— PROMPT —
Copy out the material below in full, but not its images.

— EXTRACTED DATA —
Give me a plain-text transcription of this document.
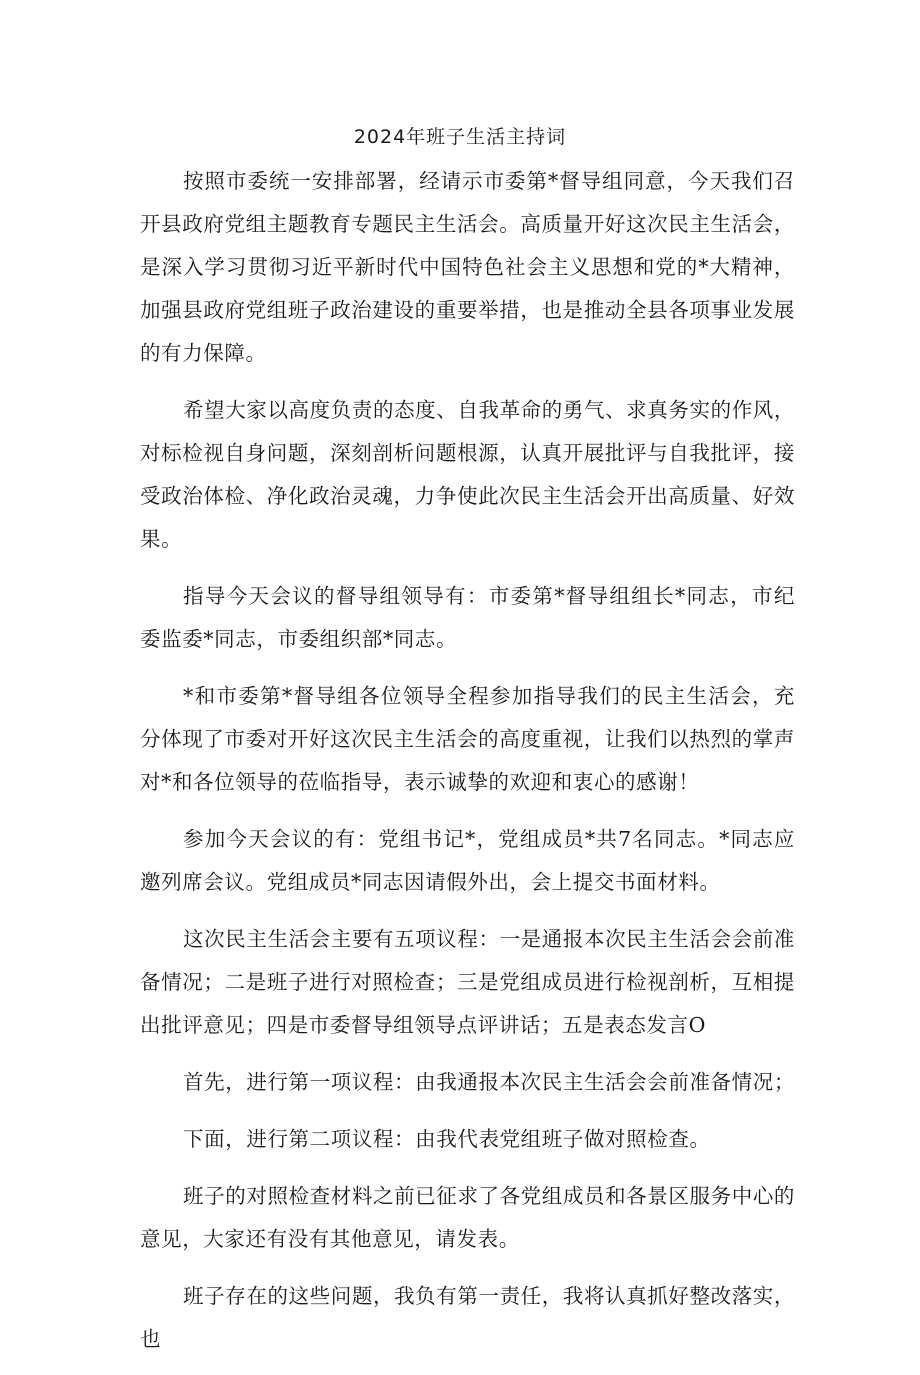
2024年班子生活主持词

按照市委统一安排部署，经请示市委第*督导组同意，今天我们召开县政府党组主题教育专题民主生活会。高质量开好这次民主生活会，是深入学习贯彻习近平新时代中国特色社会主义思想和党的*大精神，加强县政府党组班子政治建设的重要举措，也是推动全县各项事业发展的有力保障。

希望大家以高度负责的态度、自我革命的勇气、求真务实的作风，对标检视自身问题，深刻剖析问题根源，认真开展批评与自我批评，接受政治体检、净化政治灵魂，力争使此次民主生活会开出高质量、好效果。

指导今天会议的督导组领导有：市委第*督导组组长*同志，市纪委监委*同志，市委组织部*同志。

*和市委第*督导组各位领导全程参加指导我们的民主生活会，充分体现了市委对开好这次民主生活会的高度重视，让我们以热烈的掌声对*和各位领导的莅临指导，表示诚挚的欢迎和衷心的感谢！

参加今天会议的有：党组书记*，党组成员*共7名同志。*同志应邀列席会议。党组成员*同志因请假外出，会上提交书面材料。

这次民主生活会主要有五项议程：一是通报本次民主生活会会前准备情况；二是班子进行对照检查；三是党组成员进行检视剖析，互相提出批评意见；四是市委督导组领导点评讲话；五是表态发言O

首先，进行第一项议程：由我通报本次民主生活会会前准备情况；

下面，进行第二项议程：由我代表党组班子做对照检查。

班子的对照检查材料之前已征求了各党组成员和各景区服务中心的意见，大家还有没有其他意见，请发表。

班子存在的这些问题，我负有第一责任，我将认真抓好整改落实，也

— RESULT OF THIS EXERCISE —
Give me a plain-text transcription of this document.
2024年班子生活主持词

按照市委统一安排部署，经请示市委第*督导组同意，今天我们召开县政府党组主题教育专题民主生活会。高质量开好这次民主生活会，是深入学习贯彻习近平新时代中国特色社会主义思想和党的*大精神，加强县政府党组班子政治建设的重要举措，也是推动全县各项事业发展的有力保障。

希望大家以高度负责的态度、自我革命的勇气、求真务实的作风，对标检视自身问题，深刻剖析问题根源，认真开展批评与自我批评，接受政治体检、净化政治灵魂，力争使此次民主生活会开出高质量、好效果。

指导今天会议的督导组领导有：市委第*督导组组长*同志，市纪委监委*同志，市委组织部*同志。

*和市委第*督导组各位领导全程参加指导我们的民主生活会，充分体现了市委对开好这次民主生活会的高度重视，让我们以热烈的掌声对*和各位领导的莅临指导，表示诚挚的欢迎和衷心的感谢！

参加今天会议的有：党组书记*，党组成员*共7名同志。*同志应邀列席会议。党组成员*同志因请假外出，会上提交书面材料。

这次民主生活会主要有五项议程：一是通报本次民主生活会会前准备情况；二是班子进行对照检查；三是党组成员进行检视剖析，互相提出批评意见；四是市委督导组领导点评讲话；五是表态发言O

首先，进行第一项议程：由我通报本次民主生活会会前准备情况；

下面，进行第二项议程：由我代表党组班子做对照检查。

班子的对照检查材料之前已征求了各党组成员和各景区服务中心的意见，大家还有没有其他意见，请发表。

班子存在的这些问题，我负有第一责任，我将认真抓好整改落实，也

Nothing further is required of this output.